# Stated exercise:
Each record below should be repeated precisely as written.

# Data provided:

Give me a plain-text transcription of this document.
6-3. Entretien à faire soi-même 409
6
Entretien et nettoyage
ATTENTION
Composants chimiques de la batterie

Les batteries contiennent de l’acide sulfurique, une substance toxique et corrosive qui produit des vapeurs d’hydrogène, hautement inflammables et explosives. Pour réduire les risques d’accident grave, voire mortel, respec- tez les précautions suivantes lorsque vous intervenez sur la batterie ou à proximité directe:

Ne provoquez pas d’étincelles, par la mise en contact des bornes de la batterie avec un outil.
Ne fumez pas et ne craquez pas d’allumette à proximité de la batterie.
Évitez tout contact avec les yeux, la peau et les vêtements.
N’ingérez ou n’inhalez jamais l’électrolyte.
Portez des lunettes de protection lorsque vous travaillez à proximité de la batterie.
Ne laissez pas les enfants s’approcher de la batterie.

# Expected answer:
Give me a plain-text transcription of this document.
6-3. Entretien à faire soi-même 409
6
Entretien et nettoyage
ATTENTION
Composants chimiques de la batterie

Les batteries contiennent de l’acide sulfurique, une substance toxique et corrosive qui produit des vapeurs d’hydrogène, hautement inflammables et explosives. Pour réduire les risques d’accident grave, voire mortel, respec- tez les précautions suivantes lorsque vous intervenez sur la batterie ou à proximité directe:

Ne provoquez pas d’étincelles, par la mise en contact des bornes de la batterie avec un outil.
Ne fumez pas et ne craquez pas d’allumette à proximité de la batterie.
Évitez tout contact avec les yeux, la peau et les vêtements.
N’ingérez ou n’inhalez jamais l’électrolyte.
Portez des lunettes de protection lorsque vous travaillez à proximité de la batterie.
Ne laissez pas les enfants s’approcher de la batterie.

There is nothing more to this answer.